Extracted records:
╔══

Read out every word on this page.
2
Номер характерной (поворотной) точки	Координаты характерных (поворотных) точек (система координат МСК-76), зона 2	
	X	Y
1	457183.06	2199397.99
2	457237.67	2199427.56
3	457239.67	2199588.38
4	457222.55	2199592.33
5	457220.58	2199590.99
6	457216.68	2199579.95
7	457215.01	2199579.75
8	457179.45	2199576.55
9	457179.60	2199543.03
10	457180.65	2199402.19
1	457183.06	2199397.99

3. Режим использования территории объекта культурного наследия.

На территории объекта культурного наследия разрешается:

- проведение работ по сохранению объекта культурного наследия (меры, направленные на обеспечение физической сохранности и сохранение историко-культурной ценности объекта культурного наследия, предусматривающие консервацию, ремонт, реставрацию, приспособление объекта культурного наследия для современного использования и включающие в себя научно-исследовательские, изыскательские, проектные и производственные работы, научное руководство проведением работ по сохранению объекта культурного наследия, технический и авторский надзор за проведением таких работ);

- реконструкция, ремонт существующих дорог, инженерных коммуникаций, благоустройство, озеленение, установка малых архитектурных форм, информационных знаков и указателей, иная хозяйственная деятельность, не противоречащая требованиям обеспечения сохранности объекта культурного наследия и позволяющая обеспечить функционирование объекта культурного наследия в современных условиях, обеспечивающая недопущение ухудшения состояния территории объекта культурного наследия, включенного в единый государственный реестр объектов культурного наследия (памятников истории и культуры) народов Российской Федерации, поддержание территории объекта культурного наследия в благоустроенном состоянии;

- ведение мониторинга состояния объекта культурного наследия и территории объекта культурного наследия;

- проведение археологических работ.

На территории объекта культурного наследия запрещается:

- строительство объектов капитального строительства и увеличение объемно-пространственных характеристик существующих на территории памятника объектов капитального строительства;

╚══

[TASK GOAL]
Extract each entry in full, exactly as given.

[TASK RESULT]
Read out every word on this page.
2
Номер характерной (поворотной) точки	Координаты характерных (поворотных) точек (система координат МСК-76), зона 2	
	X	Y
1	457183.06	2199397.99
2	457237.67	2199427.56
3	457239.67	2199588.38
4	457222.55	2199592.33
5	457220.58	2199590.99
6	457216.68	2199579.95
7	457215.01	2199579.75
8	457179.45	2199576.55
9	457179.60	2199543.03
10	457180.65	2199402.19
1	457183.06	2199397.99

3. Режим использования территории объекта культурного наследия.

На территории объекта культурного наследия разрешается:

- проведение работ по сохранению объекта культурного наследия (меры, направленные на обеспечение физической сохранности и сохранение историко-культурной ценности объекта культурного наследия, предусматривающие консервацию, ремонт, реставрацию, приспособление объекта культурного наследия для современного использования и включающие в себя научно-исследовательские, изыскательские, проектные и производственные работы, научное руководство проведением работ по сохранению объекта культурного наследия, технический и авторский надзор за проведением таких работ);

- реконструкция, ремонт существующих дорог, инженерных коммуникаций, благоустройство, озеленение, установка малых архитектурных форм, информационных знаков и указателей, иная хозяйственная деятельность, не противоречащая требованиям обеспечения сохранности объекта культурного наследия и позволяющая обеспечить функционирование объекта культурного наследия в современных условиях, обеспечивающая недопущение ухудшения состояния территории объекта культурного наследия, включенного в единый государственный реестр объектов культурного наследия (памятников истории и культуры) народов Российской Федерации, поддержание территории объекта культурного наследия в благоустроенном состоянии;

- ведение мониторинга состояния объекта культурного наследия и территории объекта культурного наследия;

- проведение археологических работ.

На территории объекта культурного наследия запрещается:

- строительство объектов капитального строительства и увеличение объемно-пространственных характеристик существующих на территории памятника объектов капитального строительства;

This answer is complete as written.